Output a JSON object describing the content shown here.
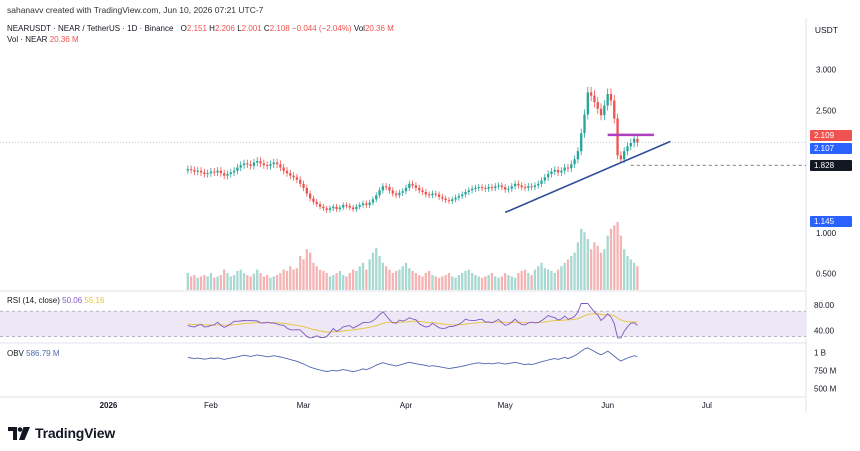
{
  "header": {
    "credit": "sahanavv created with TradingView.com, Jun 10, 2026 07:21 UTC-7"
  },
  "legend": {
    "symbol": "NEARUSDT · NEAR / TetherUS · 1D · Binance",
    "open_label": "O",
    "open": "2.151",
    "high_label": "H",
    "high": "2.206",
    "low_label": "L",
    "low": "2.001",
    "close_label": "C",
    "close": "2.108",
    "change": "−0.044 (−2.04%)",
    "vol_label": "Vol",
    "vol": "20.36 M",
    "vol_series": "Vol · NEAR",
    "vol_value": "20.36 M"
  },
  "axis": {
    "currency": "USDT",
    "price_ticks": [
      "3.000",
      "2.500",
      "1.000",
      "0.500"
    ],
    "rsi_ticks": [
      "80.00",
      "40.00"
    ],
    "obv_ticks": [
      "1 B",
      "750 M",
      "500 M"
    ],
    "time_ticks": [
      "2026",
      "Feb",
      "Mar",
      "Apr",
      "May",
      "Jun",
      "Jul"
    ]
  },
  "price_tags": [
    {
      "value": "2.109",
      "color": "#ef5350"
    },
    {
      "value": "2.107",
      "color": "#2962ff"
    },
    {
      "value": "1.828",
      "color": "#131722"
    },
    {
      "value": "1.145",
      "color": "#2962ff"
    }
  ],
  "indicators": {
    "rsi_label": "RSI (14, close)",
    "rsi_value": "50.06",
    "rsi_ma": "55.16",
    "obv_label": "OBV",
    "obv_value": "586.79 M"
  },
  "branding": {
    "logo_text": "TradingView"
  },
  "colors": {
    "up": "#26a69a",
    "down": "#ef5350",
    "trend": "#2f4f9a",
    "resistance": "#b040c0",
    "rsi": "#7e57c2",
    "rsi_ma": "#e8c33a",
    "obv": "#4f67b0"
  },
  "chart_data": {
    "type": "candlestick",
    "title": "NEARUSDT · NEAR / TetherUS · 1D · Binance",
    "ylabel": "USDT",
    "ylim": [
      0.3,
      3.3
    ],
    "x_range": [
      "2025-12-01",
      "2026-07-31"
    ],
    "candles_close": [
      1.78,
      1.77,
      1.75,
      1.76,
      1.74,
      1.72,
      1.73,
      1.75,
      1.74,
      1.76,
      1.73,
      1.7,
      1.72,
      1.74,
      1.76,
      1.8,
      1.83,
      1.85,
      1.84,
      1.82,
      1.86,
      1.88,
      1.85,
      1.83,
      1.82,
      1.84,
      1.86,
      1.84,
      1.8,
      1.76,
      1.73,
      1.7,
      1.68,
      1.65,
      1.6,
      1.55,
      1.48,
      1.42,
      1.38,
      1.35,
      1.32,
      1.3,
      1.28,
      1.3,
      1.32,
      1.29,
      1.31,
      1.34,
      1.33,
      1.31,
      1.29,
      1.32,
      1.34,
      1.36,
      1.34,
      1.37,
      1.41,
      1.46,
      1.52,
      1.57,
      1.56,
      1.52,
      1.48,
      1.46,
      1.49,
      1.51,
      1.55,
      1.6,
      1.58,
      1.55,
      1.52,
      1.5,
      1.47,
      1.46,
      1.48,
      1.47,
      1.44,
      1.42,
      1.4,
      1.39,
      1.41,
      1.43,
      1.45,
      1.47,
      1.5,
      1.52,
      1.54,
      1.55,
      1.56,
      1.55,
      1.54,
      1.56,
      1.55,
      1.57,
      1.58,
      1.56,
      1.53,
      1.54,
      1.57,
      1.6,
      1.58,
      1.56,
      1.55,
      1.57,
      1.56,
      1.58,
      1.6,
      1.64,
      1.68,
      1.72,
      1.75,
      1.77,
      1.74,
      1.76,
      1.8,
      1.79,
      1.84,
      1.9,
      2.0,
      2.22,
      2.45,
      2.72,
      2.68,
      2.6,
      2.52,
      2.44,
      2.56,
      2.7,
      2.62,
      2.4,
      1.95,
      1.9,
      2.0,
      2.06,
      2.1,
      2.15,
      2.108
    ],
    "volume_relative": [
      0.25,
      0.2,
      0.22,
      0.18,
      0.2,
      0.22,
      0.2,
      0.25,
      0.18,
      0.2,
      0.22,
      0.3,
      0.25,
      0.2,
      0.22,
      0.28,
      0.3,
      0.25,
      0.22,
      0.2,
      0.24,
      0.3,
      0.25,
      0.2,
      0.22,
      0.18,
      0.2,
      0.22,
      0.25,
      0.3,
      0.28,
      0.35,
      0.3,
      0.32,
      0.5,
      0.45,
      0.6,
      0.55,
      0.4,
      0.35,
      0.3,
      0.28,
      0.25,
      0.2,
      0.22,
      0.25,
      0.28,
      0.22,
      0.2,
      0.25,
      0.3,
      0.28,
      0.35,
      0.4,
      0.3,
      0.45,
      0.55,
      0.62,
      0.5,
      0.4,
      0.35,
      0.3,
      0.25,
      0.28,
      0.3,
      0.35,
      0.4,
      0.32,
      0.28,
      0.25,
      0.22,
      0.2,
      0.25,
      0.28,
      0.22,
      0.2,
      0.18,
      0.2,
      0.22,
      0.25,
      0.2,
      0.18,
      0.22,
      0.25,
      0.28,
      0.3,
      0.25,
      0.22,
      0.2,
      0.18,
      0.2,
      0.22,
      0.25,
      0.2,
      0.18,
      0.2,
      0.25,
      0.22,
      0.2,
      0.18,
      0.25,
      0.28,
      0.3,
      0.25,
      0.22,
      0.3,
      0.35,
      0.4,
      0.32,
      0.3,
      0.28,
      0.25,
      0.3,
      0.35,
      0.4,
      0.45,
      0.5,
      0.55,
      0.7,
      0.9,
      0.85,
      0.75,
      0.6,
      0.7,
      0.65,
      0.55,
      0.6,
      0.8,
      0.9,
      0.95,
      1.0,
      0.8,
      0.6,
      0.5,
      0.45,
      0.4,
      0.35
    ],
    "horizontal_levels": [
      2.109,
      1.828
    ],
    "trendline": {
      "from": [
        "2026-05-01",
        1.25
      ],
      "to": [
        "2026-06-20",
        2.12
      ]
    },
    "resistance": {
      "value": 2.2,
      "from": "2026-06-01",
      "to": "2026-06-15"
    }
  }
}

▶ **Instructions for the task**: Check every line in the material above for the string "NEARUSDT", then give only the number of lines that have it.

▶ **Result**: 2